-- Material shown follows --
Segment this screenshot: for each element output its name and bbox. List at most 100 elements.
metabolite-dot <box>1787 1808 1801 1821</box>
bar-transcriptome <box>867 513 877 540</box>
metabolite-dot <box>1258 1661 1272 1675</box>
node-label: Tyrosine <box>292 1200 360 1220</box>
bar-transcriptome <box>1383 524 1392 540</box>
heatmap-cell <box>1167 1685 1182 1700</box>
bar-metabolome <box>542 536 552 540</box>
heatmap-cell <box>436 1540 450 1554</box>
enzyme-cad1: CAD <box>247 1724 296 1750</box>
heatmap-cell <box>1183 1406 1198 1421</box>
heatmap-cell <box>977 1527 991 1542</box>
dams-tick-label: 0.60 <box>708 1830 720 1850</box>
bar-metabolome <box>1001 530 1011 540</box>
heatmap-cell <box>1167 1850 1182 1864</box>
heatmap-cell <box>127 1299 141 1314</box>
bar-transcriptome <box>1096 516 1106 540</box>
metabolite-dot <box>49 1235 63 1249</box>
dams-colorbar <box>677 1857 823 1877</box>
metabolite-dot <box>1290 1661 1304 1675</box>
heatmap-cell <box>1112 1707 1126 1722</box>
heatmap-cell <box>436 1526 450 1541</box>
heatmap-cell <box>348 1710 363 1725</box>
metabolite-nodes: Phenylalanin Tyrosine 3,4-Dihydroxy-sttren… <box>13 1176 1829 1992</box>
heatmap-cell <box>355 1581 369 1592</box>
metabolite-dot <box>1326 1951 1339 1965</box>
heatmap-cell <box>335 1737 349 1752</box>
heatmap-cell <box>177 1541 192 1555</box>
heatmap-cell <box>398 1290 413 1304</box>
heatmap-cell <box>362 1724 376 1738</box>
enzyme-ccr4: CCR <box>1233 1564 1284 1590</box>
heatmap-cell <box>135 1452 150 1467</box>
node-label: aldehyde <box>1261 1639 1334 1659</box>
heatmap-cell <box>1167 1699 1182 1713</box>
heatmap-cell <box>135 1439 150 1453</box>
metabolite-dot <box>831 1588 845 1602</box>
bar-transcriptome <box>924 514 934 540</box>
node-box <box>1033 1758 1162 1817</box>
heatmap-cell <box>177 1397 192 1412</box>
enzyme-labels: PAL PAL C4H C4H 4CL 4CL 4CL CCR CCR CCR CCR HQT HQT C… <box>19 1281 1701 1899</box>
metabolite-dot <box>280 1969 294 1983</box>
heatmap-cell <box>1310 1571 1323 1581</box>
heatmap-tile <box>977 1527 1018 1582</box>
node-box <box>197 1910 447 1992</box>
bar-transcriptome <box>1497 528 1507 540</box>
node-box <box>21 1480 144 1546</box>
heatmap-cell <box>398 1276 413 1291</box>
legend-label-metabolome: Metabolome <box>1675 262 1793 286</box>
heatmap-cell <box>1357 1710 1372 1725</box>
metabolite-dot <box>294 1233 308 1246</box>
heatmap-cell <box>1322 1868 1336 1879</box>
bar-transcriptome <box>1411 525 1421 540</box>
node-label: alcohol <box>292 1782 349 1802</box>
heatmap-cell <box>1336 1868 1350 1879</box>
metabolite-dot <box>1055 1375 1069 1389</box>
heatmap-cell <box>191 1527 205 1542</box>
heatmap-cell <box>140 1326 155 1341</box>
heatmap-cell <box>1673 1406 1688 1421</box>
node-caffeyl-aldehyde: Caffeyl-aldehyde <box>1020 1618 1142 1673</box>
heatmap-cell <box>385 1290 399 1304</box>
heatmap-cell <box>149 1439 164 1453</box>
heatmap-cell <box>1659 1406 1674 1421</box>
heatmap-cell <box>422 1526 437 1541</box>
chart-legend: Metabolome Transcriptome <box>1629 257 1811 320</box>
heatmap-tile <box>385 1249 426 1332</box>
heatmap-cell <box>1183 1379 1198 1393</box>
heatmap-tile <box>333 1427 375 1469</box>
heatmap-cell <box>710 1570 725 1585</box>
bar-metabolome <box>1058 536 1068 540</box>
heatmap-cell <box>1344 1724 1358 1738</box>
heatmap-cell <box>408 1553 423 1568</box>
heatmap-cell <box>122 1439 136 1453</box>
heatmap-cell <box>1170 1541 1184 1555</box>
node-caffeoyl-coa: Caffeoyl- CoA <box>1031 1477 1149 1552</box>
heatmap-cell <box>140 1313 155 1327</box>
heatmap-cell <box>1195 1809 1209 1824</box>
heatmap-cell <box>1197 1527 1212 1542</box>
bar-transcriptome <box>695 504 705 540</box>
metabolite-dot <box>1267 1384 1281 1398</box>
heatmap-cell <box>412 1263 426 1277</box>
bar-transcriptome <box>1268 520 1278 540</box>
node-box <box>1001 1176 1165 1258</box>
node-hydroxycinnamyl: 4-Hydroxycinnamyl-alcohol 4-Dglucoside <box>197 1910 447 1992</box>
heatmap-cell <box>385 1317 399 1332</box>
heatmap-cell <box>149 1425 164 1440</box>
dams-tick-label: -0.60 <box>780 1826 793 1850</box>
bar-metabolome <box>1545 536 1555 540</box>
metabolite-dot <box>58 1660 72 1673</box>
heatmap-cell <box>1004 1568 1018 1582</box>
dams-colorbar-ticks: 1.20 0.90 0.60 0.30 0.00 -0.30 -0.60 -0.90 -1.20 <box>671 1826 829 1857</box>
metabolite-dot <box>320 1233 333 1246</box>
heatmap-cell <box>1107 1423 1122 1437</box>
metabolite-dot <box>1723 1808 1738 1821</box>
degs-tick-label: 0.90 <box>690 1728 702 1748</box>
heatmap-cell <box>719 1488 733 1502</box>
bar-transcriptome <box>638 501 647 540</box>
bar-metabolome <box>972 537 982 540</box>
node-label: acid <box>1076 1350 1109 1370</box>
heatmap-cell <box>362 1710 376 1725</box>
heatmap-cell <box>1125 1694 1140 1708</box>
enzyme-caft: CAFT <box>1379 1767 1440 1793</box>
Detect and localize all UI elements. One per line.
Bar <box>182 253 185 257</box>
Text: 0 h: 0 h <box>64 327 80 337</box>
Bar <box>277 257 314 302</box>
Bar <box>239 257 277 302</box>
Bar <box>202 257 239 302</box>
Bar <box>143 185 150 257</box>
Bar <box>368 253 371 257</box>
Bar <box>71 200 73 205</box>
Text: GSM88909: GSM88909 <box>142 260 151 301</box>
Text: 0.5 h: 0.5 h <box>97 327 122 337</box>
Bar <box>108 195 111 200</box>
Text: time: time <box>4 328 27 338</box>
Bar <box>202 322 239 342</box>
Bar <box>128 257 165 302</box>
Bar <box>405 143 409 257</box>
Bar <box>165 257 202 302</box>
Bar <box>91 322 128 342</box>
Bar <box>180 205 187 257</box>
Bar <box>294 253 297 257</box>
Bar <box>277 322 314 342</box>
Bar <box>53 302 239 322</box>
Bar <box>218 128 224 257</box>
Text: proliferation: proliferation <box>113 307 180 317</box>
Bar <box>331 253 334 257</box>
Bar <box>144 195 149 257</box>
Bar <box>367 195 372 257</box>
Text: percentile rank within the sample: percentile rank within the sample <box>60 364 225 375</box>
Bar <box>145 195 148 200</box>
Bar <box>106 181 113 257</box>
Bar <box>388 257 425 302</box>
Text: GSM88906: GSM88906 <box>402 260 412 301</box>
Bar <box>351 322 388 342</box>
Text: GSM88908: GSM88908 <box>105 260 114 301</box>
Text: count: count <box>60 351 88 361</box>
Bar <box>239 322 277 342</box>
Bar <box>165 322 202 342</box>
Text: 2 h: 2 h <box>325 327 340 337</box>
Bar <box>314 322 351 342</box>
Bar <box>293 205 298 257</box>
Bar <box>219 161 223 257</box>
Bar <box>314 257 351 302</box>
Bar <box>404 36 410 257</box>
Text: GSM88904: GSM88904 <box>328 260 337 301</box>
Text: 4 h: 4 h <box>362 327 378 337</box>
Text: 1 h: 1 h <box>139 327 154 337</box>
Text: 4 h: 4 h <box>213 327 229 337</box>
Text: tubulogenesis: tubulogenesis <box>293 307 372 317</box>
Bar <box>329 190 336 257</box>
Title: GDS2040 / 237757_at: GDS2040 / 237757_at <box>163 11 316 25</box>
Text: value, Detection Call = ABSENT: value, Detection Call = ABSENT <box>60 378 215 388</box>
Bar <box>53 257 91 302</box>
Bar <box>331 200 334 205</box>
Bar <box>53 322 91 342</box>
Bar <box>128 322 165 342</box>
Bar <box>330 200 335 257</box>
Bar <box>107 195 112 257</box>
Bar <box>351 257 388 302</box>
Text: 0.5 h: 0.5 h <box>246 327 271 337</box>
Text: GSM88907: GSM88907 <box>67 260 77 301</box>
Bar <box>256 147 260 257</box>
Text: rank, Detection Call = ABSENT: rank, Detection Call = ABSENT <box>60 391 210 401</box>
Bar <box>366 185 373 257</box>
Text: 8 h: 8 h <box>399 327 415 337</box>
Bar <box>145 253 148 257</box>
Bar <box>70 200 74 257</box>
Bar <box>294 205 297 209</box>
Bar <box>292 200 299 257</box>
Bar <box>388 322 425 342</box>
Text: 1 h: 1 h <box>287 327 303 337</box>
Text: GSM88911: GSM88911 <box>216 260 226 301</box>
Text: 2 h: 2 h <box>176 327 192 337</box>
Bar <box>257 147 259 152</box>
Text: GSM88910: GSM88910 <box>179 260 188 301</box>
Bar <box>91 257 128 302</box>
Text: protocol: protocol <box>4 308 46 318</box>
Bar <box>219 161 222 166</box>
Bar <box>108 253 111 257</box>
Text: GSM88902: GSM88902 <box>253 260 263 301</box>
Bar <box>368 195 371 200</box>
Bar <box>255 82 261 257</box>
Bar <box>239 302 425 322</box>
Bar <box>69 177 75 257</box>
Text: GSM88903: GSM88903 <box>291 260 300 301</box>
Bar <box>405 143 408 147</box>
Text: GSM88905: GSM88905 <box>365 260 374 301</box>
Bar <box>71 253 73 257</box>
-- Material shown concluded --
### What needs to be done
What belongs in the answer is each line of the data that has the word "Tyrosine".

### Answer to this problem
node-label: Tyrosine <box>292 1200 360 1220</box>
metabolite-nodes: Phenylalanin Tyrosine 3,4-Dihydroxy-sttren… <box>13 1176 1829 1992</box>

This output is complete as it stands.